> [Task objective] Transcribe everything in the data word for word. Pictures are left out.

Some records

────────────────

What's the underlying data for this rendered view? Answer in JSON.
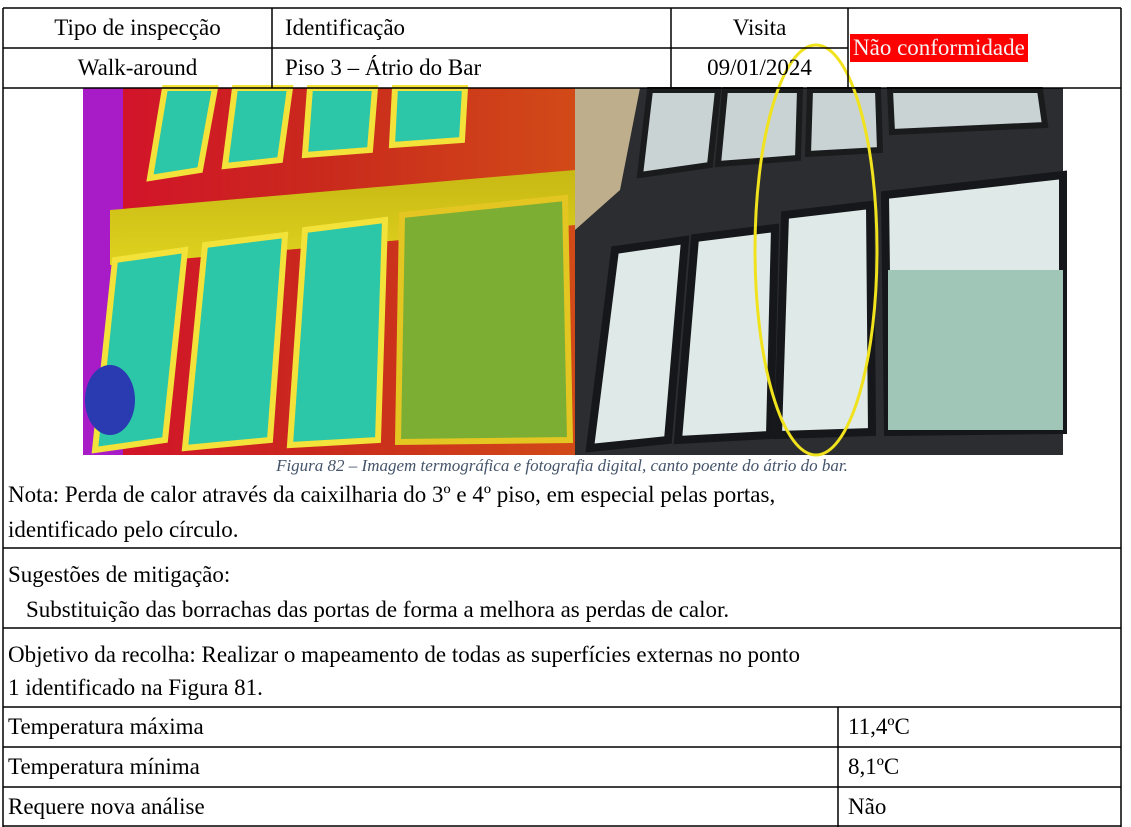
{
  "header": {
    "inspection_type_label": "Tipo de inspecção",
    "identification_label": "Identificação",
    "visit_label": "Visita",
    "status": "Não conformidade",
    "inspection_type": "Walk-around",
    "identification": "Piso 3 – Átrio do Bar",
    "visit_date": "09/01/2024"
  },
  "figure": {
    "caption": "Figura 82 – Imagem termográfica e fotografia digital, canto poente do átrio do bar."
  },
  "note": {
    "line1": "Nota: Perda de calor através da caixilharia do 3º e 4º piso, em especial pelas portas,",
    "line2": "identificado pelo círculo."
  },
  "mitigation": {
    "label": "Sugestões de mitigação:",
    "text": "Substituição das borrachas das portas de forma a melhora as perdas de calor."
  },
  "objective": {
    "line1": "Objetivo da recolha: Realizar o mapeamento de todas as superfícies externas no ponto",
    "line2": "1 identificado na Figura 81."
  },
  "measurements": {
    "rows": [
      [
        "Temperatura máxima",
        "11,4ºC"
      ],
      [
        "Temperatura mínima",
        "8,1ºC"
      ],
      [
        "Requere nova análise",
        "Não"
      ]
    ]
  }
}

────────────────

> [The output]
What's the underlying data for this rendered view? Answer in JSON.
{
  "header": {
    "inspection_type_label": "Tipo de inspecção",
    "identification_label": "Identificação",
    "visit_label": "Visita",
    "status": "Não conformidade",
    "inspection_type": "Walk-around",
    "identification": "Piso 3 – Átrio do Bar",
    "visit_date": "09/01/2024"
  },
  "figure": {
    "caption": "Figura 82 – Imagem termográfica e fotografia digital, canto poente do átrio do bar."
  },
  "note": {
    "line1": "Nota: Perda de calor através da caixilharia do 3º e 4º piso, em especial pelas portas,",
    "line2": "identificado pelo círculo."
  },
  "mitigation": {
    "label": "Sugestões de mitigação:",
    "text": "Substituição das borrachas das portas de forma a melhora as perdas de calor."
  },
  "objective": {
    "line1": "Objetivo da recolha: Realizar o mapeamento de todas as superfícies externas no ponto",
    "line2": "1 identificado na Figura 81."
  },
  "measurements": {
    "rows": [
      [
        "Temperatura máxima",
        "11,4ºC"
      ],
      [
        "Temperatura mínima",
        "8,1ºC"
      ],
      [
        "Requere nova análise",
        "Não"
      ]
    ]
  }
}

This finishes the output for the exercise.